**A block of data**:
---*---
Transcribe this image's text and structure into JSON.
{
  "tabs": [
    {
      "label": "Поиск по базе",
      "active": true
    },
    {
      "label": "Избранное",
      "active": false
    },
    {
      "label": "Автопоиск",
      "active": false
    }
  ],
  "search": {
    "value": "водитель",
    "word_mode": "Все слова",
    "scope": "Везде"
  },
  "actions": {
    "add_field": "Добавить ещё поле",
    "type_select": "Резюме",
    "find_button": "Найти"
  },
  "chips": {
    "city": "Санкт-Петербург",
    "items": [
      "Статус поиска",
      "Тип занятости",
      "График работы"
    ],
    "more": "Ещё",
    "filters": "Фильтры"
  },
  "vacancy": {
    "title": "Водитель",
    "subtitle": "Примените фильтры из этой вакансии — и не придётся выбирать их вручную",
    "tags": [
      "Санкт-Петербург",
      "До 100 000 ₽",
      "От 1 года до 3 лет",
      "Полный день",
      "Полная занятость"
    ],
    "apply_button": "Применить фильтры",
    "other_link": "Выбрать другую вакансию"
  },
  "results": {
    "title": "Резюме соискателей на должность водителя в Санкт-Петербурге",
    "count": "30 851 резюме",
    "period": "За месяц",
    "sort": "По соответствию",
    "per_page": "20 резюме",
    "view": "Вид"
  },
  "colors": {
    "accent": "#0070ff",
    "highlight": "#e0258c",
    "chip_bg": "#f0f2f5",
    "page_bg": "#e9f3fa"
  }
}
---*---
**INSTRUCTIONS TO FOLLOW**: Repeat the whole listing exactly, keeping every line intact.

**FINISHED ANSWER**:
Transcribe this image's text and structure into JSON.
{
  "tabs": [
    {
      "label": "Поиск по базе",
      "active": true
    },
    {
      "label": "Избранное",
      "active": false
    },
    {
      "label": "Автопоиск",
      "active": false
    }
  ],
  "search": {
    "value": "водитель",
    "word_mode": "Все слова",
    "scope": "Везде"
  },
  "actions": {
    "add_field": "Добавить ещё поле",
    "type_select": "Резюме",
    "find_button": "Найти"
  },
  "chips": {
    "city": "Санкт-Петербург",
    "items": [
      "Статус поиска",
      "Тип занятости",
      "График работы"
    ],
    "more": "Ещё",
    "filters": "Фильтры"
  },
  "vacancy": {
    "title": "Водитель",
    "subtitle": "Примените фильтры из этой вакансии — и не придётся выбирать их вручную",
    "tags": [
      "Санкт-Петербург",
      "До 100 000 ₽",
      "От 1 года до 3 лет",
      "Полный день",
      "Полная занятость"
    ],
    "apply_button": "Применить фильтры",
    "other_link": "Выбрать другую вакансию"
  },
  "results": {
    "title": "Резюме соискателей на должность водителя в Санкт-Петербурге",
    "count": "30 851 резюме",
    "period": "За месяц",
    "sort": "По соответствию",
    "per_page": "20 резюме",
    "view": "Вид"
  },
  "colors": {
    "accent": "#0070ff",
    "highlight": "#e0258c",
    "chip_bg": "#f0f2f5",
    "page_bg": "#e9f3fa"
  }
}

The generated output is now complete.